§ TASK DETAILS:
For this exercise, copy out each line of the material below that includes "encuentro".

__________________________________________________

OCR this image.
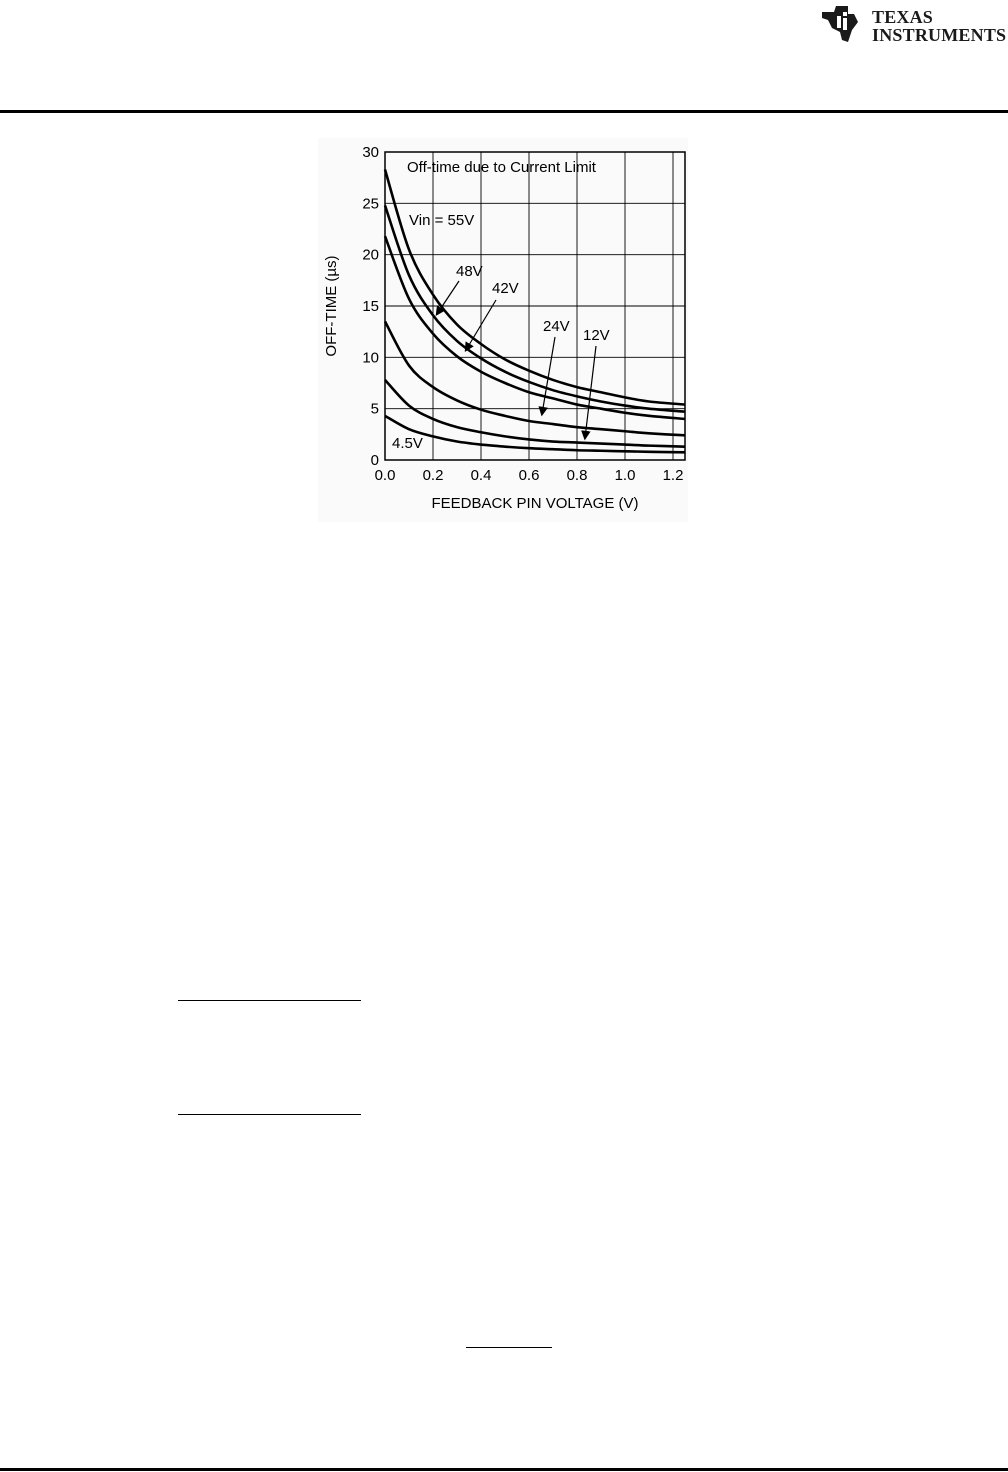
TEXAS
INSTRUMENTS
0.0 0.2 0.4 0.6 0.8 1.0 1.2
0
5
10
15
20
25
30
Off-time due to Current Limit
FEEDBACK PIN VOLTAGE (V)
OFF-TIME (µs)
Vin = 55V
48V
42V
24V
12V
4.5V
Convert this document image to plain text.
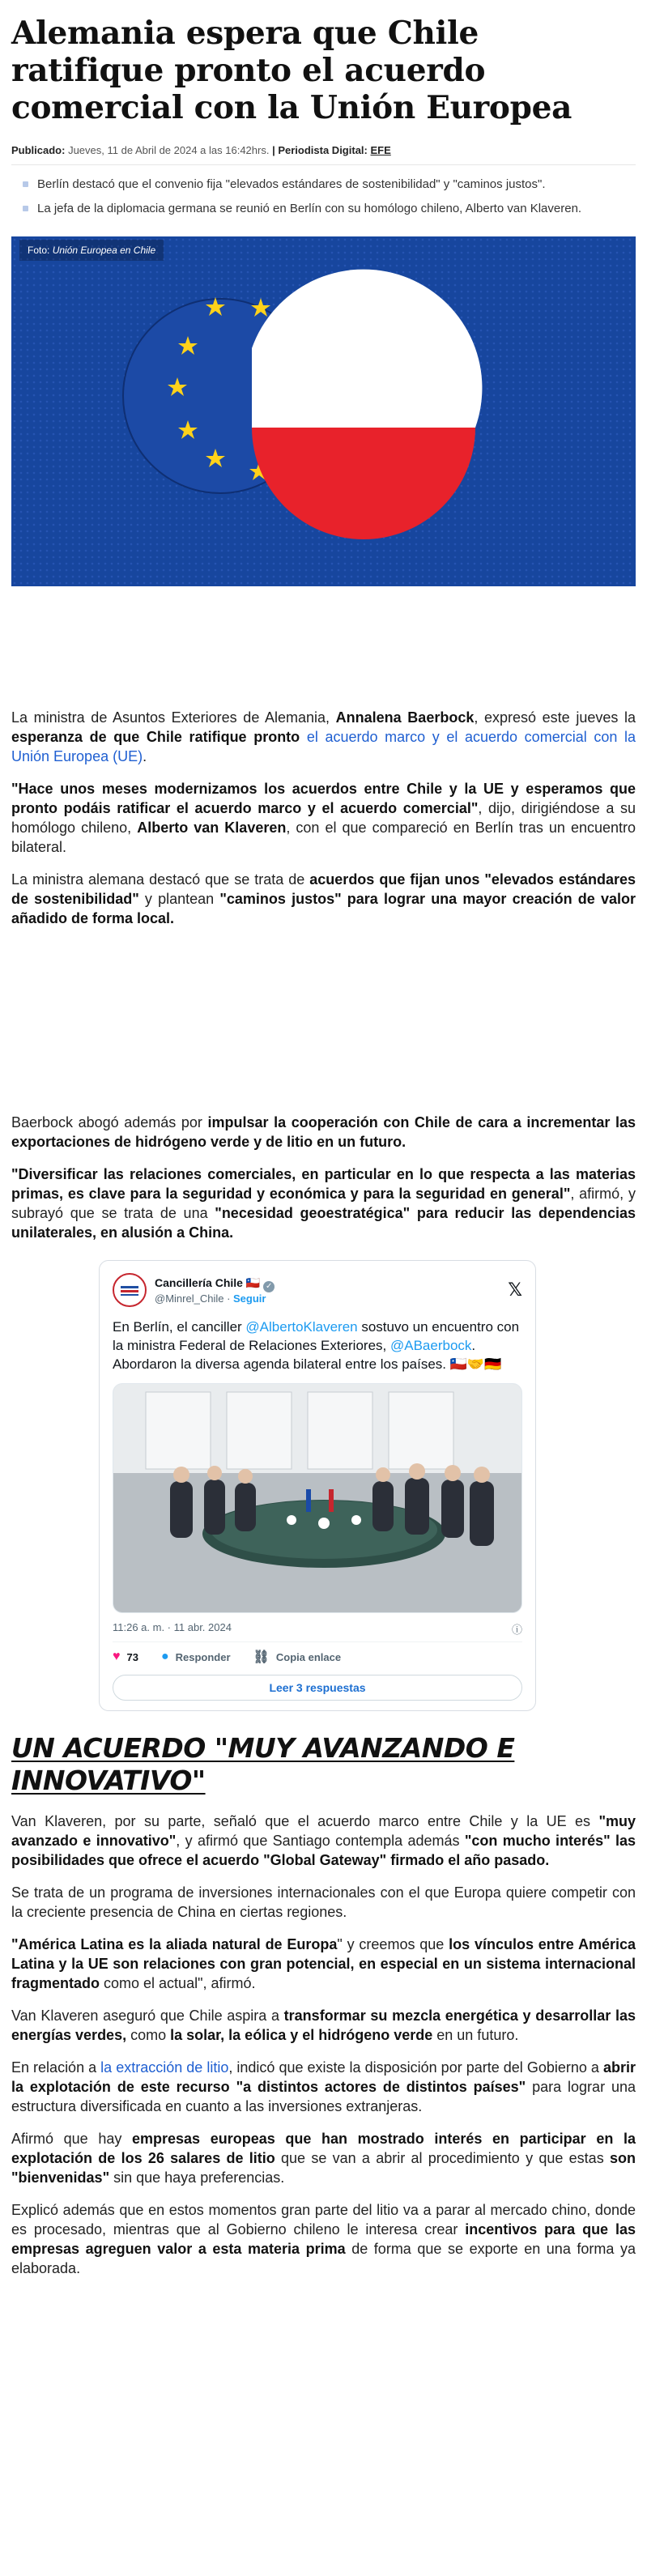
Alemania espera que Chile ratifique pronto el acuerdo comercial con la Unión Europea
Publicado: Jueves, 11 de Abril de 2024 a las 16:42hrs. | Periodista Digital: EFE
Berlín destacó que el convenio fija "elevados estándares de sostenibilidad" y "caminos justos".
La jefa de la diplomacia germana se reunió en Berlín con su homólogo chileno, Alberto van Klaveren.
Foto: Unión Europea en Chile

La ministra de Asuntos Exteriores de Alemania, Annalena Baerbock, expresó este jueves la esperanza de que Chile ratifique pronto el acuerdo marco y el acuerdo comercial con la Unión Europea (UE).

"Hace unos meses modernizamos los acuerdos entre Chile y la UE y esperamos que pronto podáis ratificar el acuerdo marco y el acuerdo comercial", dijo, dirigiéndose a su homólogo chileno, Alberto van Klaveren, con el que compareció en Berlín tras un encuentro bilateral.

La ministra alemana destacó que se trata de acuerdos que fijan unos "elevados estándares de sostenibilidad" y plantean "caminos justos" para lograr una mayor creación de valor añadido de forma local.

Baerbock abogó además por impulsar la cooperación con Chile de cara a incrementar las exportaciones de hidrógeno verde y de litio en un futuro.

"Diversificar las relaciones comerciales, en particular en lo que respecta a las materias primas, es clave para la seguridad y económica y para la seguridad en general", afirmó, y subrayó que se trata de una "necesidad geoestratégica" para reducir las dependencias unilaterales, en alusión a China.

Cancillería Chile 🇨🇱 ✓
@Minrel_Chile · Seguir	𝕏
En Berlín, el canciller @AlbertoKlaveren sostuvo un encuentro con la ministra Federal de Relaciones Exteriores, @ABaerbock. Abordaron la diversa agenda bilateral entre los países. 🇨🇱🤝🇩🇪
11:26 a. m. · 11 abr. 2024	ⓘ
♥ 73 ● Responder ⛓ Copia enlace
Leer 3 respuestas
UN ACUERDO "MUY AVANZANDO E INNOVATIVO"

Van Klaveren, por su parte, señaló que el acuerdo marco entre Chile y la UE es "muy avanzado e innovativo", y afirmó que Santiago contempla además "con mucho interés" las posibilidades que ofrece el acuerdo "Global Gateway" firmado el año pasado.

Se trata de un programa de inversiones internacionales con el que Europa quiere competir con la creciente presencia de China en ciertas regiones.

"América Latina es la aliada natural de Europa" y creemos que los vínculos entre América Latina y la UE son relaciones con gran potencial, en especial en un sistema internacional fragmentado como el actual", afirmó.

Van Klaveren aseguró que Chile aspira a transformar su mezcla energética y desarrollar las energías verdes, como la solar, la eólica y el hidrógeno verde en un futuro.

En relación a la extracción de litio, indicó que existe la disposición por parte del Gobierno a abrir la explotación de este recurso "a distintos actores de distintos países" para lograr una estructura diversificada en cuanto a las inversiones extranjeras.

Afirmó que hay empresas europeas que han mostrado interés en participar en la explotación de los 26 salares de litio que se van a abrir al procedimiento y que estas son "bienvenidas" sin que haya preferencias.

Explicó además que en estos momentos gran parte del litio va a parar al mercado chino, donde es procesado, mientras que al Gobierno chileno le interesa crear incentivos para que las empresas agreguen valor a esta materia prima de forma que se exporte en una forma ya elaborada.
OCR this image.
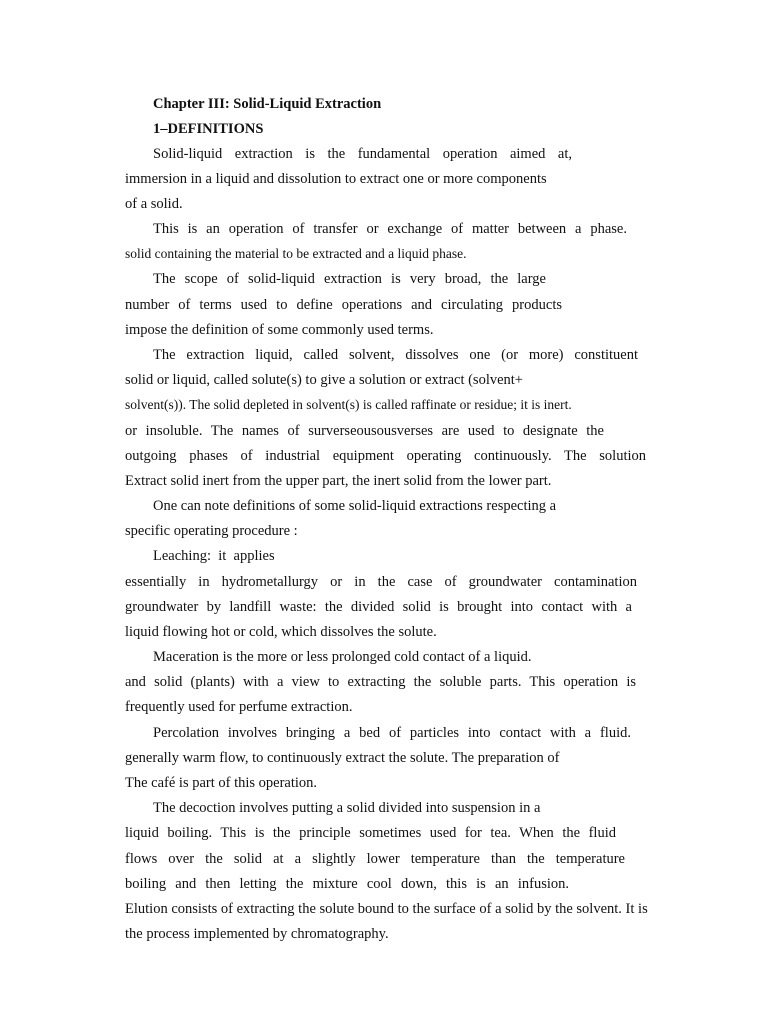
Chapter III: Solid-Liquid Extraction
1–DEFINITIONS
Solid-liquid extraction is the fundamental operation aimed at,
immersion in a liquid and dissolution to extract one or more components
of a solid.
This is an operation of transfer or exchange of matter between a phase.
solid containing the material to be extracted and a liquid phase.
The scope of solid-liquid extraction is very broad, the large
number of terms used to define operations and circulating products
impose the definition of some commonly used terms.
The extraction liquid, called solvent, dissolves one (or more) constituent
solid or liquid, called solute(s) to give a solution or extract (solvent+
solvent(s)). The solid depleted in solvent(s) is called raffinate or residue; it is inert.
or insoluble. The names of surverseousousverses are used to designate the
outgoing phases of industrial equipment operating continuously. The solution
Extract solid inert from the upper part, the inert solid from the lower part.
One can note definitions of some solid-liquid extractions respecting a
specific operating procedure :
Leaching:  it  applies
essentially in hydrometallurgy or in the case of groundwater contamination
groundwater by landfill waste: the divided solid is brought into contact with a
liquid flowing hot or cold, which dissolves the solute.
Maceration is the more or less prolonged cold contact of a liquid.
and solid (plants) with a view to extracting the soluble parts. This operation is
frequently used for perfume extraction.
Percolation involves bringing a bed of particles into contact with a fluid.
generally warm flow, to continuously extract the solute. The preparation of
The café is part of this operation.
The decoction involves putting a solid divided into suspension in a
liquid boiling. This is the principle sometimes used for tea. When the fluid
flows over the solid at a slightly lower temperature than the temperature
boiling and then letting the mixture cool down, this is an infusion.
Elution consists of extracting the solute bound to the surface of a solid by the solvent. It is
the process implemented by chromatography.
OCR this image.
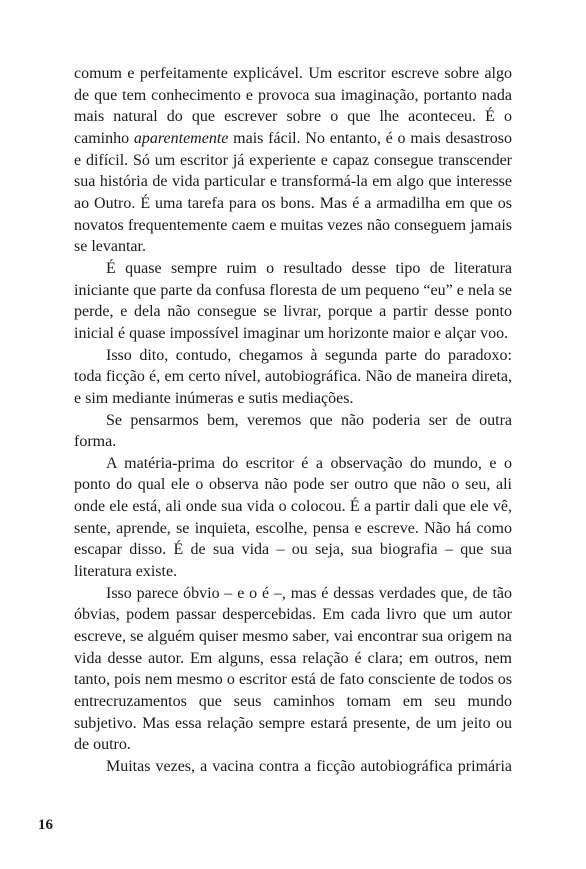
comum e perfeitamente explicável. Um escritor escreve sobre algo de que tem conhecimento e provoca sua imaginação, portanto nada mais natural do que escrever sobre o que lhe aconteceu. É o caminho aparentemente mais fácil. No entanto, é o mais desastroso e difícil. Só um escritor já experiente e capaz consegue transcender sua história de vida particular e transformá-la em algo que interesse ao Outro. É uma tarefa para os bons. Mas é a armadilha em que os novatos frequentemente caem e muitas vezes não conseguem jamais se levantar.

É quase sempre ruim o resultado desse tipo de literatura iniciante que parte da confusa floresta de um pequeno “eu” e nela se perde, e dela não consegue se livrar, porque a partir desse ponto inicial é quase impossível imaginar um horizonte maior e alçar voo.

Isso dito, contudo, chegamos à segunda parte do paradoxo: toda ficção é, em certo nível, autobiográfica. Não de maneira direta, e sim mediante inúmeras e sutis mediações.

Se pensarmos bem, veremos que não poderia ser de outra forma.

A matéria-prima do escritor é a observação do mundo, e o ponto do qual ele o observa não pode ser outro que não o seu, ali onde ele está, ali onde sua vida o colocou. É a partir dali que ele vê, sente, aprende, se inquieta, escolhe, pensa e escreve. Não há como escapar disso. É de sua vida – ou seja, sua biografia – que sua literatura existe.

Isso parece óbvio – e o é –, mas é dessas verdades que, de tão óbvias, podem passar despercebidas. Em cada livro que um autor escreve, se alguém quiser mesmo saber, vai encontrar sua origem na vida desse autor. Em alguns, essa relação é clara; em outros, nem tanto, pois nem mesmo o escritor está de fato consciente de todos os entrecruzamentos que seus caminhos tomam em seu mundo subjetivo. Mas essa relação sempre estará presente, de um jeito ou de outro.

Muitas vezes, a vacina contra a ficção autobiográfica primária

16
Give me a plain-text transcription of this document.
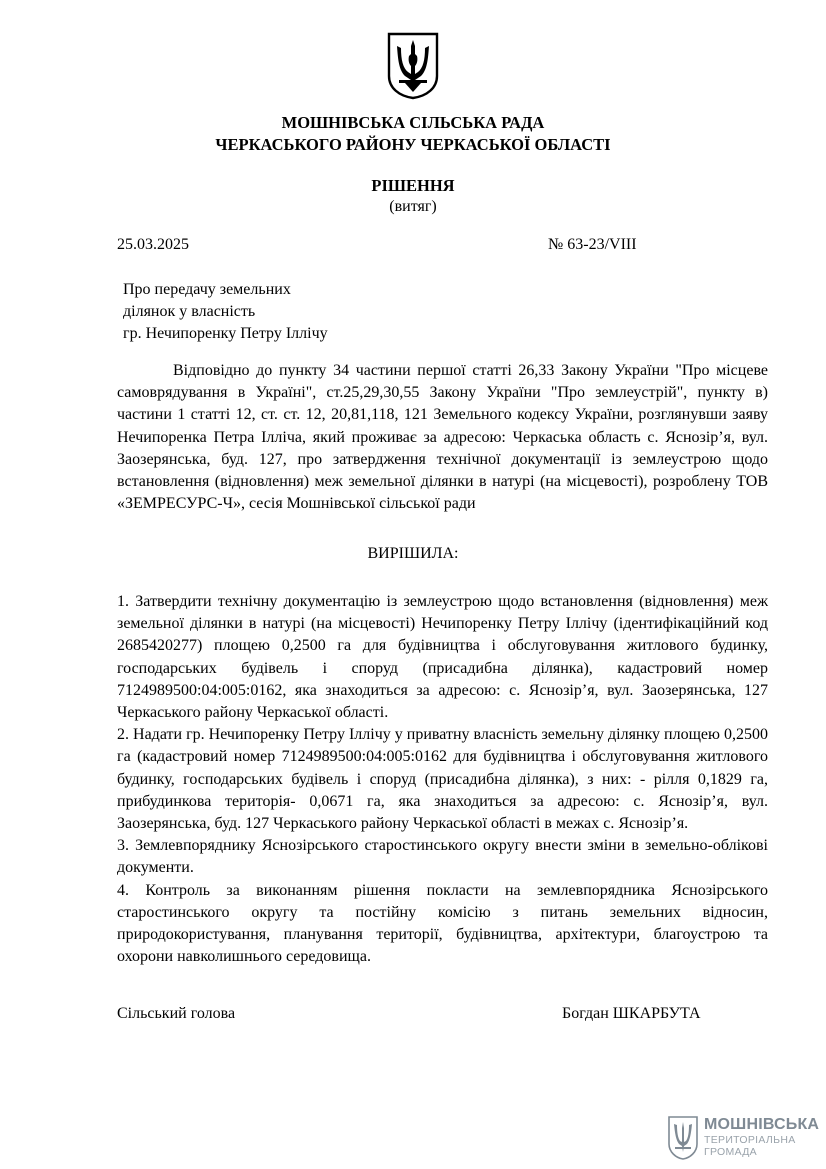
МОШНІВСЬКА СІЛЬСЬКА РАДА
ЧЕРКАСЬКОГО РАЙОНУ ЧЕРКАСЬКОЇ ОБЛАСТІ
РІШЕННЯ
(витяг)
25.03.2025	№ 63-23/VIII
Про передачу земельних
ділянок у власність
гр. Нечипоренку Петру Іллічу

Відповідно до пункту 34 частини першої статті 26,33 Закону України "Про місцеве самоврядування в Україні", ст.25,29,30,55 Закону України "Про землеустрій", пункту в) частини 1 статті 12, ст. ст. 12, 20,81,118, 121 Земельного кодексу України, розглянувши заяву Нечипоренка Петра Ілліча, який проживає за адресою: Черкаська область с. Яснозір’я, вул. Заозерянська, буд. 127, про затвердження технічної документації із землеустрою щодо встановлення (відновлення) меж земельної ділянки в натурі (на місцевості), розроблену ТОВ «ЗЕМРЕСУРС-Ч», сесія Мошнівської сільської ради

ВИРІШИЛА:

1. Затвердити технічну документацію із землеустрою щодо встановлення (відновлення) меж земельної ділянки в натурі (на місцевості) Нечипоренку Петру Іллічу (ідентифікаційний код 2685420277) площею 0,2500 га для будівництва і обслуговування житлового будинку, господарських будівель і споруд (присадибна ділянка), кадастровий номер 7124989500:04:005:0162, яка знаходиться за адресою: с. Яснозір’я, вул. Заозерянська, 127 Черкаського району Черкаської області.

2. Надати гр. Нечипоренку Петру Іллічу у приватну власність земельну ділянку площею 0,2500 га (кадастровий номер 7124989500:04:005:0162 для будівництва і обслуговування житлового будинку, господарських будівель і споруд (присадибна ділянка), з них: - рілля 0,1829 га, прибудинкова територія- 0,0671 га, яка знаходиться за адресою: с. Яснозір’я, вул. Заозерянська, буд. 127 Черкаського району Черкаської області в межах с. Яснозір’я.

3. Землевпоряднику Яснозірського старостинського округу внести зміни в земельно-облікові документи.

4. Контроль за виконанням рішення покласти на землевпорядника Яснозірського старостинського округу та постійну комісію з питань земельних відносин, природокористування, планування території, будівництва, архітектури, благоустрою та охорони навколишнього середовища.

Сільський голова	Богдан ШКАРБУТА
МОШНІВСЬКА
ТЕРИТОРІАЛЬНА
ГРОМАДА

__________________________________________________

§ TASK ANSWER:
"Hace unos meses modernizamos los acuerdos entre Chile y la UE y esperamos que pronto podáis ratificar el acuerdo marco y el acuerdo comercial", dijo, dirigiéndose a su homólogo chileno, Alberto van Klaveren, con el que compareció en Berlín tras un encuentro bilateral.
En Berlín, el canciller @AlbertoKlaveren sostuvo un encuentro con la ministra Federal de Relaciones Exteriores, @ABaerbock. Abordaron la diversa agenda bilateral entre los países. 🇨🇱🤝🇩🇪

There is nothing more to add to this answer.